• [Exercise description]: With the images removed, repeat the data below exactly.
* start Material to process *
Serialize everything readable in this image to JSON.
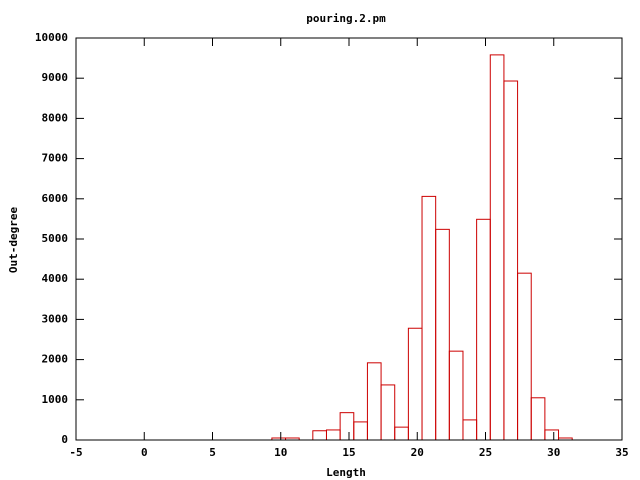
{
  "chart_data": {
    "type": "histogram",
    "title": "pouring.2.pm",
    "x_label": "Length",
    "y_label": "Out-degree",
    "bins": [
      9.35,
      10.35,
      11.35,
      12.35,
      13.35,
      14.35,
      15.35,
      16.35,
      17.35,
      18.35,
      19.35,
      20.35,
      21.35,
      22.35,
      23.35,
      24.35,
      25.35,
      26.35,
      27.35,
      28.35,
      29.35,
      30.35,
      31.35
    ],
    "values": [
      50,
      50,
      0,
      230,
      250,
      680,
      450,
      1920,
      1370,
      320,
      2780,
      6060,
      5240,
      2210,
      500,
      5490,
      9580,
      8930,
      4150,
      1050,
      250,
      50
    ],
    "color": "#cc0000",
    "xlim": [
      -5,
      35
    ],
    "xticks": [
      -5,
      0,
      5,
      10,
      15,
      20,
      25,
      30,
      35
    ],
    "ylim": [
      0,
      10000
    ],
    "yticks": [
      0,
      1000,
      2000,
      3000,
      4000,
      5000,
      6000,
      7000,
      8000,
      9000,
      10000
    ]
  }
}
* end Material to process *
• [Written answer]:
Serialize everything readable in this image to JSON.
{
  "chart_data": {
    "type": "histogram",
    "title": "pouring.2.pm",
    "x_label": "Length",
    "y_label": "Out-degree",
    "bins": [
      9.35,
      10.35,
      11.35,
      12.35,
      13.35,
      14.35,
      15.35,
      16.35,
      17.35,
      18.35,
      19.35,
      20.35,
      21.35,
      22.35,
      23.35,
      24.35,
      25.35,
      26.35,
      27.35,
      28.35,
      29.35,
      30.35,
      31.35
    ],
    "values": [
      50,
      50,
      0,
      230,
      250,
      680,
      450,
      1920,
      1370,
      320,
      2780,
      6060,
      5240,
      2210,
      500,
      5490,
      9580,
      8930,
      4150,
      1050,
      250,
      50
    ],
    "color": "#cc0000",
    "xlim": [
      -5,
      35
    ],
    "xticks": [
      -5,
      0,
      5,
      10,
      15,
      20,
      25,
      30,
      35
    ],
    "ylim": [
      0,
      10000
    ],
    "yticks": [
      0,
      1000,
      2000,
      3000,
      4000,
      5000,
      6000,
      7000,
      8000,
      9000,
      10000
    ]
  }
}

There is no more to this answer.